JOB: From the entries that follow, gather each line holding the word "otherwise".

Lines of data
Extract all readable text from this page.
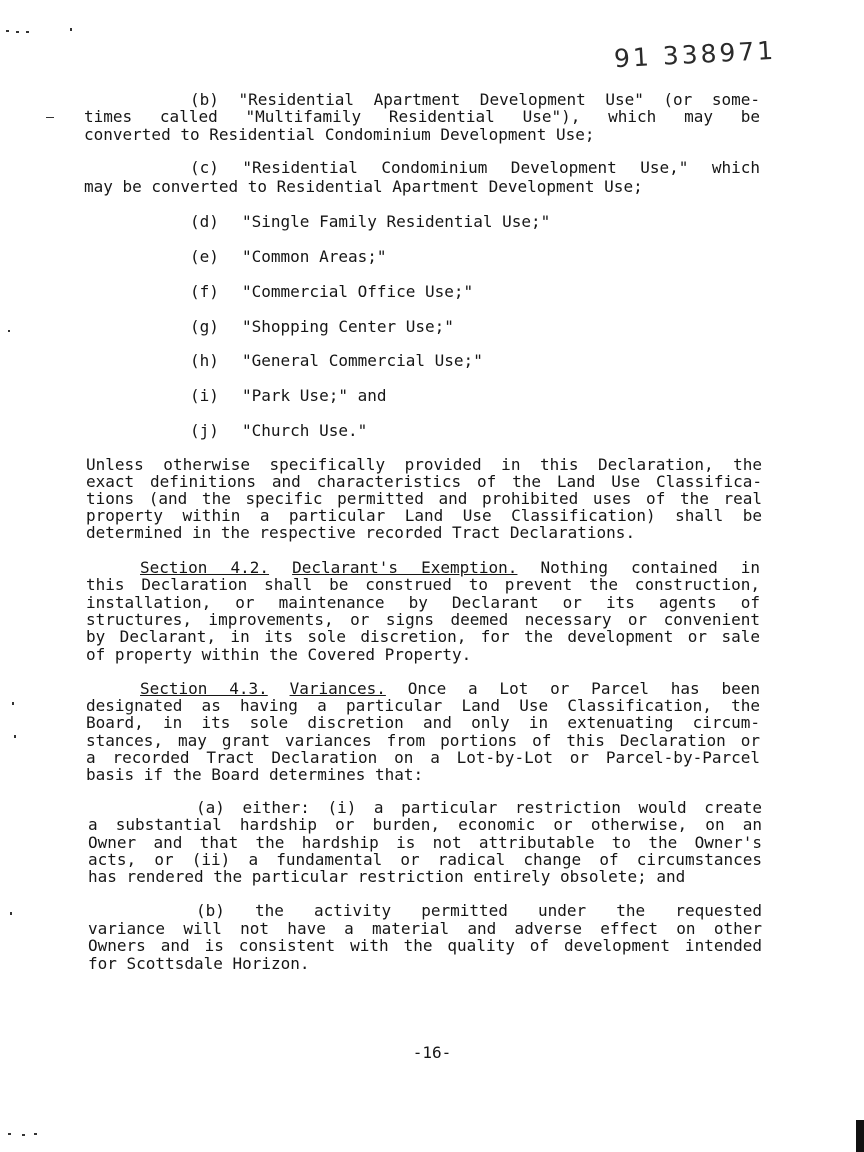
91 338971
(b) "Residential Apartment Development Use" (or some-
times called "Multifamily Residential Use"), which may be
converted to Residential Condominium Development Use;
(c) "Residential Condominium Development Use," which
may be converted to Residential Apartment Development Use;
(d) "Single Family Residential Use;"
(e) "Common Areas;"
(f) "Commercial Office Use;"
(g) "Shopping Center Use;"
(h) "General Commercial Use;"
(i) "Park Use;" and
(j) "Church Use."
Unless otherwise specifically provided in this Declaration, the
exact definitions and characteristics of the Land Use Classifica-
tions (and the specific permitted and prohibited uses of the real
property within a particular Land Use Classification) shall be
determined in the respective recorded Tract Declarations.
Section 4.2. Declarant's Exemption. Nothing contained in
this Declaration shall be construed to prevent the construction,
installation, or maintenance by Declarant or its agents of
structures, improvements, or signs deemed necessary or convenient
by Declarant, in its sole discretion, for the development or sale
of property within the Covered Property.
Section 4.3. Variances. Once a Lot or Parcel has been
designated as having a particular Land Use Classification, the
Board, in its sole discretion and only in extenuating circum-
stances, may grant variances from portions of this Declaration or
a recorded Tract Declaration on a Lot-by-Lot or Parcel-by-Parcel
basis if the Board determines that:
(a) either: (i) a particular restriction would create
a substantial hardship or burden, economic or otherwise, on an
Owner and that the hardship is not attributable to the Owner's
acts, or (ii) a fundamental or radical change of circumstances
has rendered the particular restriction entirely obsolete; and
(b) the activity permitted under the requested
variance will not have a material and adverse effect on other
Owners and is consistent with the quality of development intended
for Scottsdale Horizon.
-16-
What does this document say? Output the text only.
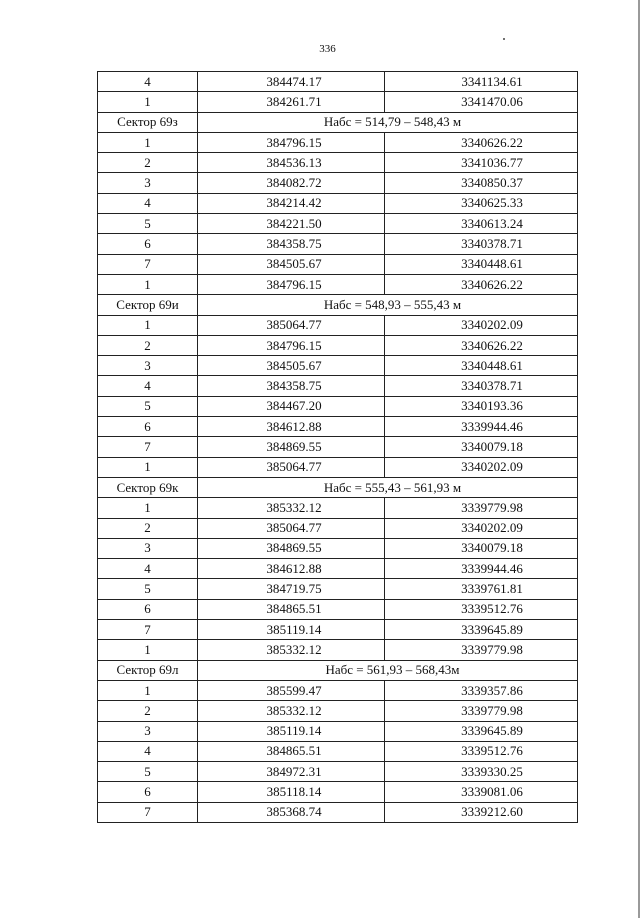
336
4	384474.17	3341134.61
1	384261.71	3341470.06
Сектор 69з	Набс = 514,79 – 548,43 м	
1	384796.15	3340626.22
2	384536.13	3341036.77
3	384082.72	3340850.37
4	384214.42	3340625.33
5	384221.50	3340613.24
6	384358.75	3340378.71
7	384505.67	3340448.61
1	384796.15	3340626.22
Сектор 69и	Набс = 548,93 – 555,43 м	
1	385064.77	3340202.09
2	384796.15	3340626.22
3	384505.67	3340448.61
4	384358.75	3340378.71
5	384467.20	3340193.36
6	384612.88	3339944.46
7	384869.55	3340079.18
1	385064.77	3340202.09
Сектор 69к	Набс = 555,43 – 561,93 м	
1	385332.12	3339779.98
2	385064.77	3340202.09
3	384869.55	3340079.18
4	384612.88	3339944.46
5	384719.75	3339761.81
6	384865.51	3339512.76
7	385119.14	3339645.89
1	385332.12	3339779.98
Сектор 69л	Набс = 561,93 – 568,43м	
1	385599.47	3339357.86
2	385332.12	3339779.98
3	385119.14	3339645.89
4	384865.51	3339512.76
5	384972.31	3339330.25
6	385118.14	3339081.06
7	385368.74	3339212.60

WRITTEN RESPONSE:
Unless otherwise specifically provided in this Declaration, the
a substantial hardship or burden, economic or otherwise, on an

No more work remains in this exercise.